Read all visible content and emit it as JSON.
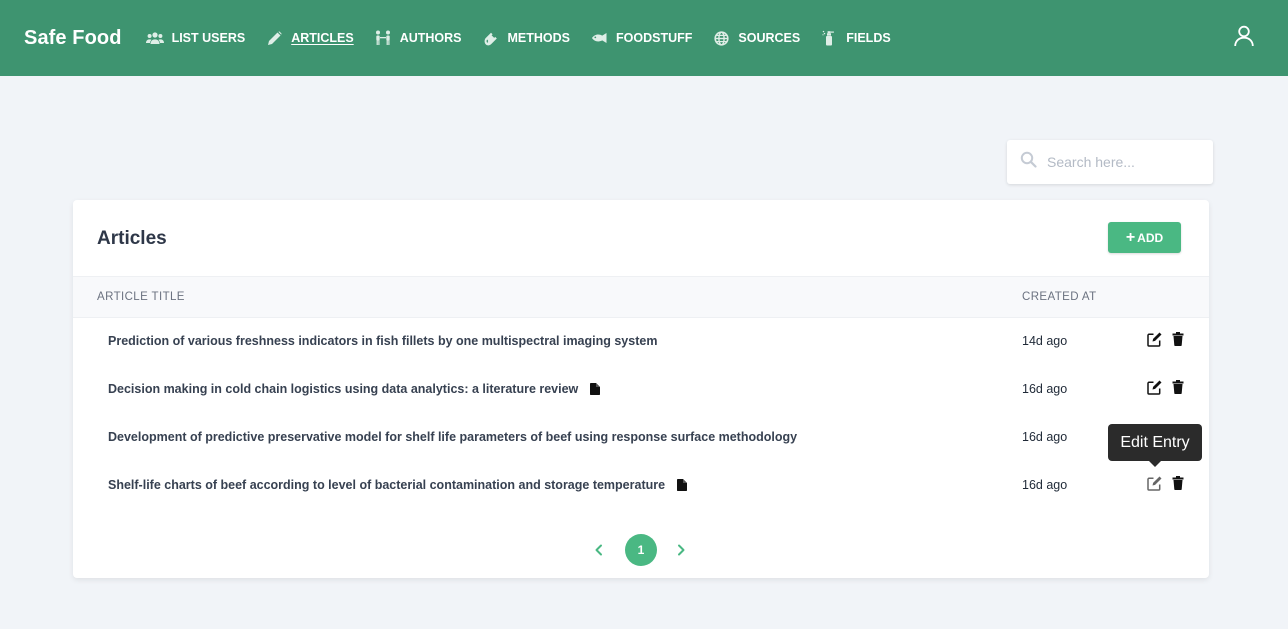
{
  "app": {
    "brand": "Safe Food"
  },
  "nav": [
    {
      "label": "LIST USERS",
      "icon": "users-icon",
      "active": false
    },
    {
      "label": "ARTICLES",
      "icon": "pencil-icon",
      "active": true
    },
    {
      "label": "AUTHORS",
      "icon": "authors-icon",
      "active": false
    },
    {
      "label": "METHODS",
      "icon": "flask-icon",
      "active": false
    },
    {
      "label": "FOODSTUFF",
      "icon": "fish-icon",
      "active": false
    },
    {
      "label": "SOURCES",
      "icon": "globe-icon",
      "active": false
    },
    {
      "label": "FIELDS",
      "icon": "spray-icon",
      "active": false
    }
  ],
  "user_icon": "user-icon",
  "search": {
    "placeholder": "Search here..."
  },
  "card": {
    "title": "Articles",
    "add_label": "ADD",
    "columns": {
      "title": "ARTICLE TITLE",
      "created": "CREATED AT"
    },
    "rows": [
      {
        "title": "Prediction of various freshness indicators in fish fillets by one multispectral imaging system",
        "created": "14d ago",
        "has_doc": false
      },
      {
        "title": "Decision making in cold chain logistics using data analytics: a literature review",
        "created": "16d ago",
        "has_doc": true
      },
      {
        "title": "Development of predictive preservative model for shelf life parameters of beef using response surface methodology",
        "created": "16d ago",
        "has_doc": false
      },
      {
        "title": "Shelf-life charts of beef according to level of bacterial contamination and storage temperature",
        "created": "16d ago",
        "has_doc": true
      }
    ]
  },
  "pagination": {
    "current": "1"
  },
  "tooltip": {
    "text": "Edit Entry"
  },
  "colors": {
    "header": "#3e9470",
    "accent": "#4ab883",
    "background": "#f1f4f8"
  }
}
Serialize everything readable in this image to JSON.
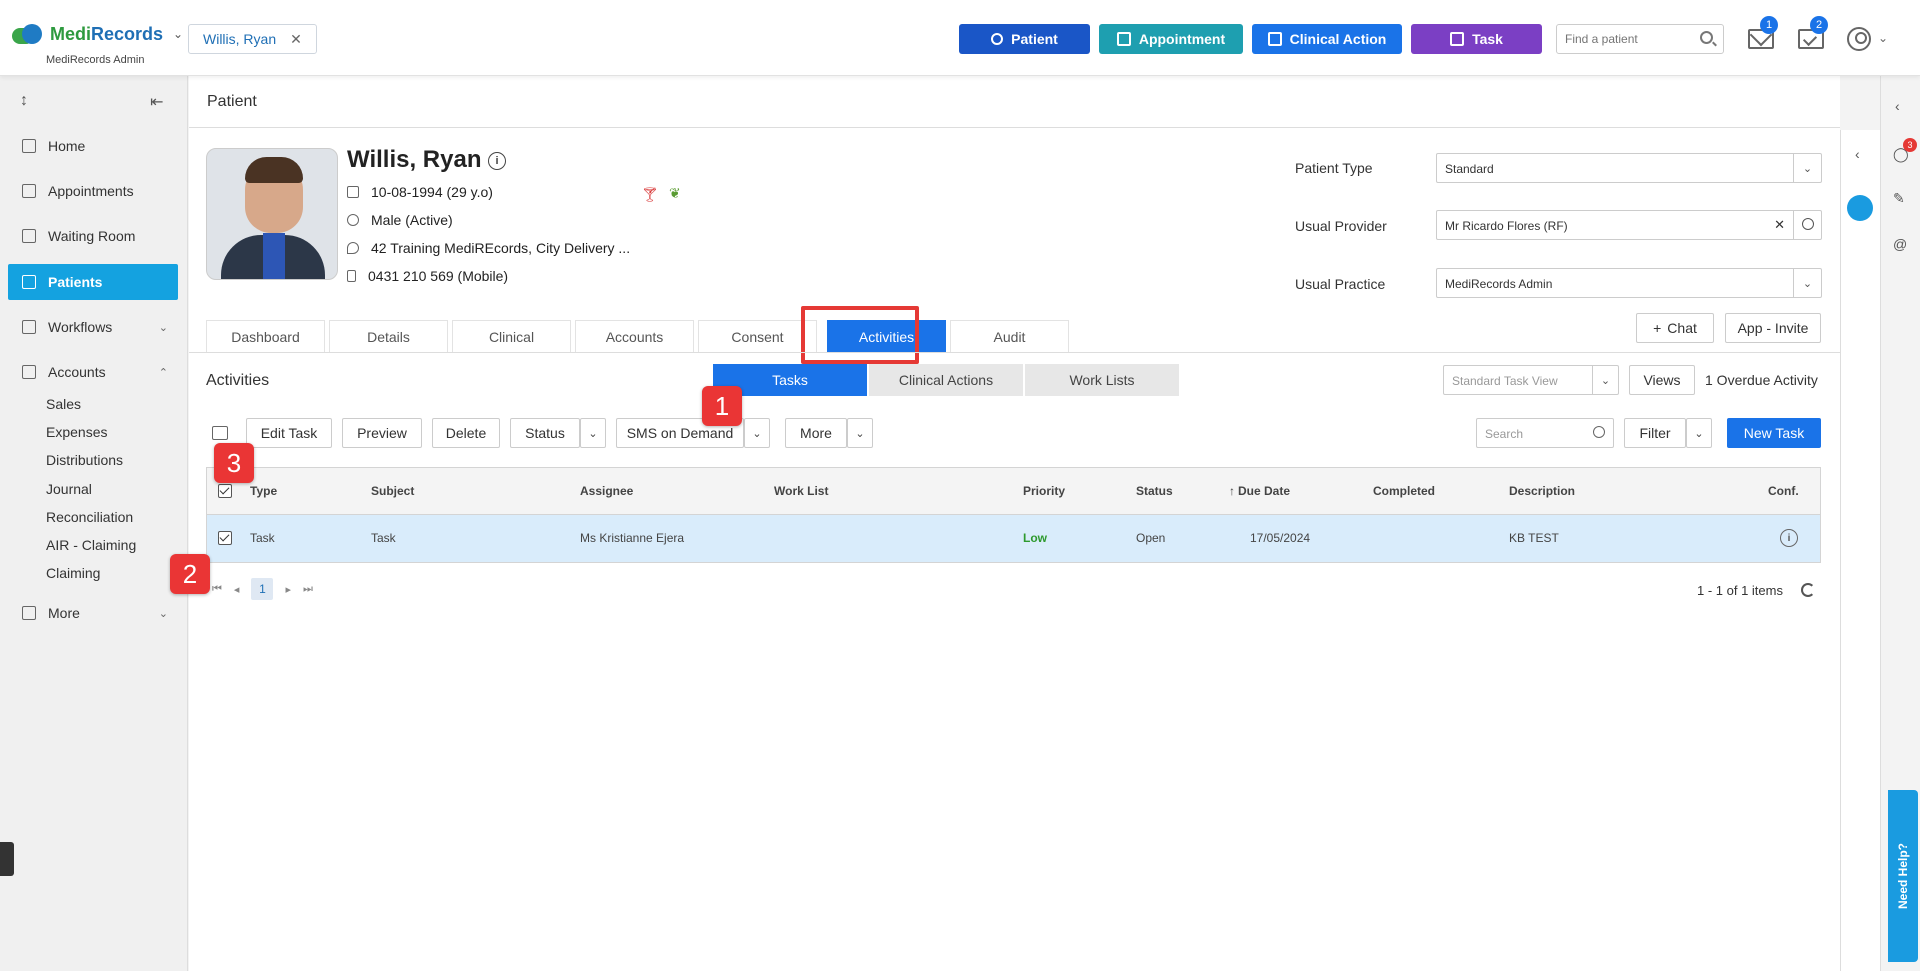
{
  "header": {
    "brand_medi": "Medi",
    "brand_records": "Records",
    "brand_sub": "MediRecords Admin",
    "open_patient": "Willis, Ryan",
    "buttons": {
      "patient": "Patient",
      "appointment": "Appointment",
      "clinical_action": "Clinical Action",
      "task": "Task"
    },
    "search_placeholder": "Find a patient",
    "mail_count": "1",
    "tasks_count": "2"
  },
  "sidebar": {
    "items": [
      {
        "label": "Home"
      },
      {
        "label": "Appointments"
      },
      {
        "label": "Waiting Room"
      },
      {
        "label": "Patients"
      },
      {
        "label": "Workflows"
      },
      {
        "label": "Accounts"
      },
      {
        "label": "More"
      }
    ],
    "accounts_sub": [
      "Sales",
      "Expenses",
      "Distributions",
      "Journal",
      "Reconciliation",
      "AIR - Claiming",
      "Claiming"
    ]
  },
  "page": {
    "title": "Patient"
  },
  "patient": {
    "name": "Willis, Ryan",
    "dob": "10-08-1994 (29 y.o)",
    "gender": "Male (Active)",
    "address": "42 Training MediREcords, City Delivery ...",
    "phone": "0431 210 569 (Mobile)",
    "fields": {
      "type_label": "Patient Type",
      "type_value": "Standard",
      "provider_label": "Usual Provider",
      "provider_value": "Mr Ricardo Flores (RF)",
      "practice_label": "Usual Practice",
      "practice_value": "MediRecords Admin"
    }
  },
  "tabs": [
    "Dashboard",
    "Details",
    "Clinical",
    "Accounts",
    "Consent",
    "Activities",
    "Audit"
  ],
  "actions": {
    "chat": "Chat",
    "app_invite": "App - Invite"
  },
  "activities": {
    "title": "Activities",
    "segments": [
      "Tasks",
      "Clinical Actions",
      "Work Lists"
    ],
    "view_placeholder": "Standard Task View",
    "views_label": "Views",
    "overdue": "1 Overdue Activity",
    "toolbar": {
      "edit": "Edit Task",
      "preview": "Preview",
      "delete": "Delete",
      "status": "Status",
      "sms": "SMS on Demand",
      "more": "More",
      "search_placeholder": "Search",
      "filter": "Filter",
      "new_task": "New Task"
    },
    "columns": [
      "Type",
      "Subject",
      "Assignee",
      "Work List",
      "Priority",
      "Status",
      "Due Date",
      "Completed",
      "Description",
      "Conf."
    ],
    "rows": [
      {
        "type": "Task",
        "subject": "Task",
        "assignee": "Ms Kristianne Ejera",
        "work_list": "",
        "priority": "Low",
        "status": "Open",
        "due": "17/05/2024",
        "completed": "",
        "description": "KB TEST"
      }
    ],
    "pager": {
      "page": "1",
      "info": "1 - 1 of 1 items"
    }
  },
  "right_rail": {
    "notifications_count": "3",
    "need_help": "Need Help?"
  },
  "callouts": [
    "1",
    "2",
    "3"
  ],
  "colors": {
    "primary": "#1a73e8",
    "appointment": "#1e9fb0",
    "task": "#7b3fc4",
    "patient": "#1a56c7",
    "sidebar_active": "#14a2e0",
    "callout": "#ea3535",
    "selected_row": "#d9ecfb"
  }
}
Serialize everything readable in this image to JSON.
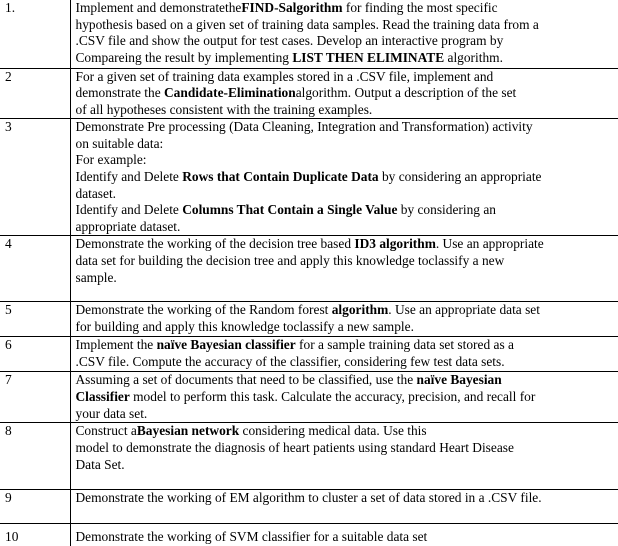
{
  "rows": [
    {
      "num": "1.",
      "lines": [
        [
          {
            "t": "Implement and demonstratethe"
          },
          {
            "t": "FIND-S",
            "b": true
          },
          {
            "t": "algorithm",
            "b": true
          },
          {
            "t": " for finding the most specific"
          }
        ],
        [
          {
            "t": "hypothesis based on a given set of training data samples. Read the training data from a"
          }
        ],
        [
          {
            "t": ".CSV file and show the output for test cases. Develop an interactive program by"
          }
        ],
        [
          {
            "t": "Compareing  the result by implementing "
          },
          {
            "t": "LIST THEN ELIMINATE",
            "b": true
          },
          {
            "t": " algorithm."
          }
        ]
      ]
    },
    {
      "num": "2",
      "lines": [
        [
          {
            "t": "For a given set of training data examples stored in a .CSV file, implement and"
          }
        ],
        [
          {
            "t": "demonstrate the "
          },
          {
            "t": "Candidate-Elimination",
            "b": true
          },
          {
            "t": "algorithm. Output a description of the set"
          }
        ],
        [
          {
            "t": "of all hypotheses consistent with the training examples."
          }
        ]
      ]
    },
    {
      "num": "3",
      "lines": [
        [
          {
            "t": "Demonstrate Pre processing (Data Cleaning, Integration and Transformation) activity"
          }
        ],
        [
          {
            "t": "on suitable data:"
          }
        ],
        [
          {
            "t": "For example:"
          }
        ],
        [
          {
            "t": "Identify and Delete "
          },
          {
            "t": "Rows that Contain Duplicate Data",
            "b": true
          },
          {
            "t": " by considering an appropriate"
          }
        ],
        [
          {
            "t": "dataset."
          }
        ],
        [
          {
            "t": "Identify and Delete "
          },
          {
            "t": "Columns That Contain a Single Value",
            "b": true
          },
          {
            "t": " by considering an"
          }
        ],
        [
          {
            "t": "appropriate dataset."
          }
        ]
      ]
    },
    {
      "num": "4",
      "lines": [
        [
          {
            "t": "Demonstrate the working of the decision tree based "
          },
          {
            "t": "ID3 algorithm",
            "b": true
          },
          {
            "t": ". Use an appropriate"
          }
        ],
        [
          {
            "t": "data set for building the decision tree and apply this knowledge toclassify a new"
          }
        ],
        [
          {
            "t": "sample."
          }
        ]
      ]
    },
    {
      "num": "5",
      "lines": [
        [
          {
            "t": "Demonstrate the working of the Random forest "
          },
          {
            "t": "algorithm",
            "b": true
          },
          {
            "t": ". Use an appropriate data set"
          }
        ],
        [
          {
            "t": "for building and apply this knowledge toclassify a new sample."
          }
        ]
      ]
    },
    {
      "num": "6",
      "lines": [
        [
          {
            "t": "Implement the "
          },
          {
            "t": "naïve Bayesian classifier",
            "b": true
          },
          {
            "t": " for a sample training data set stored as a"
          }
        ],
        [
          {
            "t": ".CSV file. Compute the accuracy of the classifier, considering few test data sets."
          }
        ]
      ]
    },
    {
      "num": "7",
      "lines": [
        [
          {
            "t": "Assuming a set of documents that need to be classified, use the "
          },
          {
            "t": "naïve Bayesian",
            "b": true
          }
        ],
        [
          {
            "t": "Classifier",
            "b": true
          },
          {
            "t": " model to perform this task. Calculate the accuracy, precision, and recall for"
          }
        ],
        [
          {
            "t": "your data set."
          }
        ]
      ]
    },
    {
      "num": "8",
      "lines": [
        [
          {
            "t": "Construct a"
          },
          {
            "t": "Bayesian network",
            "b": true
          },
          {
            "t": " considering medical data. Use this"
          }
        ],
        [
          {
            "t": "model to demonstrate the diagnosis of heart patients using standard Heart Disease"
          }
        ],
        [
          {
            "t": "Data Set."
          }
        ]
      ]
    },
    {
      "num": "9",
      "lines": [
        [
          {
            "t": "Demonstrate the working of EM algorithm to cluster a set of data stored in a .CSV file."
          }
        ]
      ]
    },
    {
      "num": "10",
      "lines": [
        [
          {
            "t": "Demonstrate the working of SVM classifier for a suitable data set"
          }
        ]
      ]
    }
  ]
}
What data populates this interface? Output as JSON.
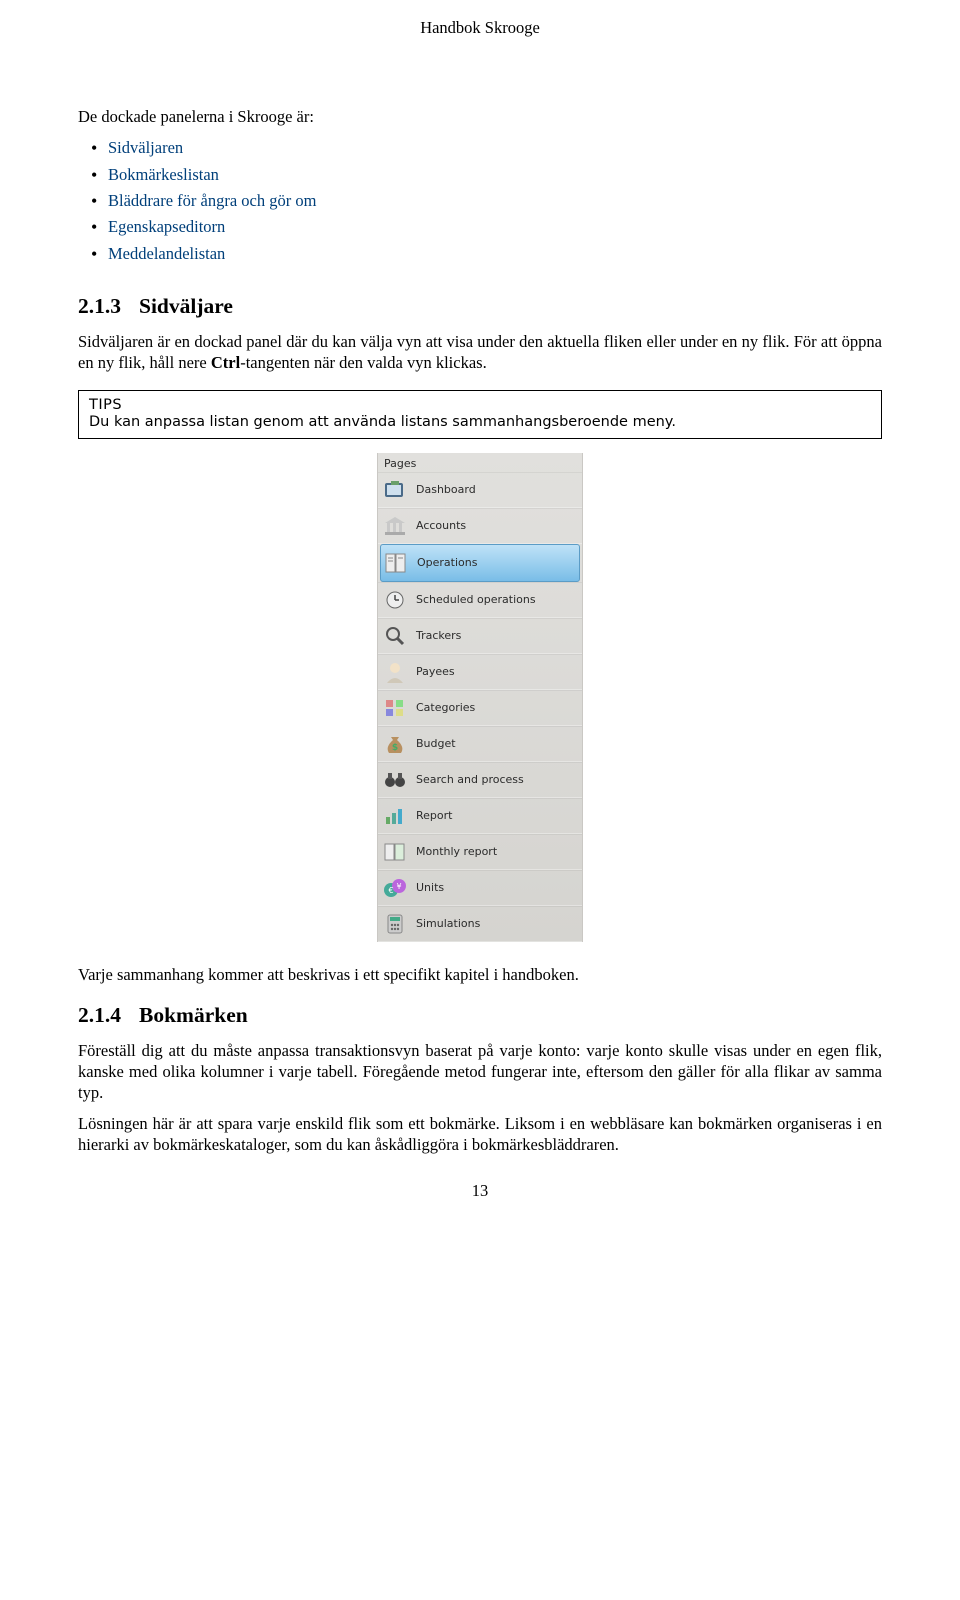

• [What the exercise asks]: The answer must be every line from the records above that contains the word "algorithm", copied in full.

• [Reply to the exercise]:
            "t": "algorithm",
            "t": " algorithm."
            "t": "algorithm. Output a description of the set"
            "t": "ID3 algorithm",
            "t": "algorithm",
            "t": "Demonstrate the working of EM algorithm to cluster a set of data stored in a .CSV file."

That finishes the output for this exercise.